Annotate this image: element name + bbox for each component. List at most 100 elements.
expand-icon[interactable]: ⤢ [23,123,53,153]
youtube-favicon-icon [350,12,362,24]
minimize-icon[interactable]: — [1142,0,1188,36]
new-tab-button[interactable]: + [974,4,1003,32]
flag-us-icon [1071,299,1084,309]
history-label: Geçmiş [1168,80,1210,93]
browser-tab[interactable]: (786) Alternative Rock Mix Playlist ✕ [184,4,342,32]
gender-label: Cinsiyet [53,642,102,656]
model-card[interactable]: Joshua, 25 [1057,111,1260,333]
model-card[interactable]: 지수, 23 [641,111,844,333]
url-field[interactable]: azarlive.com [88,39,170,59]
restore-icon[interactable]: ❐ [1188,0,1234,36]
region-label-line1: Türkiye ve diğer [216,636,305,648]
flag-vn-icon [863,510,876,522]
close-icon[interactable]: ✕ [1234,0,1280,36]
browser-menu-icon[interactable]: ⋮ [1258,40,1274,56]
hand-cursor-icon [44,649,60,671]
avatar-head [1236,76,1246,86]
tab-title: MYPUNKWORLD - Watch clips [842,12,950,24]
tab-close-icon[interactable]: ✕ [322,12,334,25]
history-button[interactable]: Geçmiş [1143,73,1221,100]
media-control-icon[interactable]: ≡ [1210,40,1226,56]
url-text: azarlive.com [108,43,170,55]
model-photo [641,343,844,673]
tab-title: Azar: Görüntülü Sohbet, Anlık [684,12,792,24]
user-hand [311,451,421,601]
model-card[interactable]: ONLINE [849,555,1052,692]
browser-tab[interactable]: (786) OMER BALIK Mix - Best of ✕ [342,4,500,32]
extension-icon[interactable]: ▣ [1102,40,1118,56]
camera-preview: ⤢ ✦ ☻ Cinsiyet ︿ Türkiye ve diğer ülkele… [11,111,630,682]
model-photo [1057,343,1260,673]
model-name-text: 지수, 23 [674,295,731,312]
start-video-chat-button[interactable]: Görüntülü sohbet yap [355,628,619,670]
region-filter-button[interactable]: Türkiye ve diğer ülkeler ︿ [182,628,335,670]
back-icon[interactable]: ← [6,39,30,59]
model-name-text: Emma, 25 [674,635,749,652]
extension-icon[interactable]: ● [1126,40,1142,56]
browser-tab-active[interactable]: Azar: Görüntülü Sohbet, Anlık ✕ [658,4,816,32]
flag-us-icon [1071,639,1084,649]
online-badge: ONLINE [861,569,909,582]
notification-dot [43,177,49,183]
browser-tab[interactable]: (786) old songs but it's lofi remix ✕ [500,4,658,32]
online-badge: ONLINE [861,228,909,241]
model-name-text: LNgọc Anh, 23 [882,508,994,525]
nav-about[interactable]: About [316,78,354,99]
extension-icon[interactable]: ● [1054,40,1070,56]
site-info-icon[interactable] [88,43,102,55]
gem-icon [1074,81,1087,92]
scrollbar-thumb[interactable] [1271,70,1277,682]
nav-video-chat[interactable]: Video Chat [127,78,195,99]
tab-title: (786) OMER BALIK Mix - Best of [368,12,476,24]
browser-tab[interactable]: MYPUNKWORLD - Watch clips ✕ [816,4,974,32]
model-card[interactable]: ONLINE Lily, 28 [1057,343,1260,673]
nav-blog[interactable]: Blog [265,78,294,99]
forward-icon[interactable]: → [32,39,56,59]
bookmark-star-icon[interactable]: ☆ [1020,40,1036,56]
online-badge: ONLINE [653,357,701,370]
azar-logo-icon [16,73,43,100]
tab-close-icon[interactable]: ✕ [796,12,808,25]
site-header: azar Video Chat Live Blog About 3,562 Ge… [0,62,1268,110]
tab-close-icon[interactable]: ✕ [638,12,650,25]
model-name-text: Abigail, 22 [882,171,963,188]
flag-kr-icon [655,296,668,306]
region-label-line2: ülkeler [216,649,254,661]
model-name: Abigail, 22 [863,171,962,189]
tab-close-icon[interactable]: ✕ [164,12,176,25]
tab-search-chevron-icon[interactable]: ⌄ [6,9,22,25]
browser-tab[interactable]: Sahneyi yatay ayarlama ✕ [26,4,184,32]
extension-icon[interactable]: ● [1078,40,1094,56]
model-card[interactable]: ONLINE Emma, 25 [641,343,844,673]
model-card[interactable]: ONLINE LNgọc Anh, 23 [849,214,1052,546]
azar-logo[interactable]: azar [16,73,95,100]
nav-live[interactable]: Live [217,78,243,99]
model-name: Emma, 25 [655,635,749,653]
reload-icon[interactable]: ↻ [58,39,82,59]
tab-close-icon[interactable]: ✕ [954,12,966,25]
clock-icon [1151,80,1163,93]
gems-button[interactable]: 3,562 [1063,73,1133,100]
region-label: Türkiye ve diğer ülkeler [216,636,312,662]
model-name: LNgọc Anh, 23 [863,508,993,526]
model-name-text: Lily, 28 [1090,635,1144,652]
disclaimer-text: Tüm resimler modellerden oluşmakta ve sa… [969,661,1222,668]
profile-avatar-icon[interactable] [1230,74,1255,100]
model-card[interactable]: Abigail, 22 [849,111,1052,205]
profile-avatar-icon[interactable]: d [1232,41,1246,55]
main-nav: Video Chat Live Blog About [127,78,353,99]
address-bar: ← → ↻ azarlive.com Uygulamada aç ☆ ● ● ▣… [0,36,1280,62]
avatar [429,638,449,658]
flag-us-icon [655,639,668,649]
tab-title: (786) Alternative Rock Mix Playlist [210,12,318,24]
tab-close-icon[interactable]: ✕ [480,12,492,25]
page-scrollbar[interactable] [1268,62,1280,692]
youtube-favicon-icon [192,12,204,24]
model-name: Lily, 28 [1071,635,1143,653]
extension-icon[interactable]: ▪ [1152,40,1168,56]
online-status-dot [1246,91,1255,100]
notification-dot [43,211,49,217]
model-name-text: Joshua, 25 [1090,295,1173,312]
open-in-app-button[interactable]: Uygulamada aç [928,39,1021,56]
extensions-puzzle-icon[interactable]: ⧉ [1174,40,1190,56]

**Given exercise:** Copy the rows word for word, starting at the first row and ending at the row that contains "browser-tab[interactable]: (786) Alternative", with both included.

**Output:**
Annotate this image: element name + bbox for each component. List at most 100 elements.
expand-icon[interactable]: ⤢ [23,123,53,153]
youtube-favicon-icon [350,12,362,24]
minimize-icon[interactable]: — [1142,0,1188,36]
new-tab-button[interactable]: + [974,4,1003,32]
flag-us-icon [1071,299,1084,309]
history-label: Geçmiş [1168,80,1210,93]
browser-tab[interactable]: (786) Alternative Rock Mix Playlist ✕ [184,4,342,32]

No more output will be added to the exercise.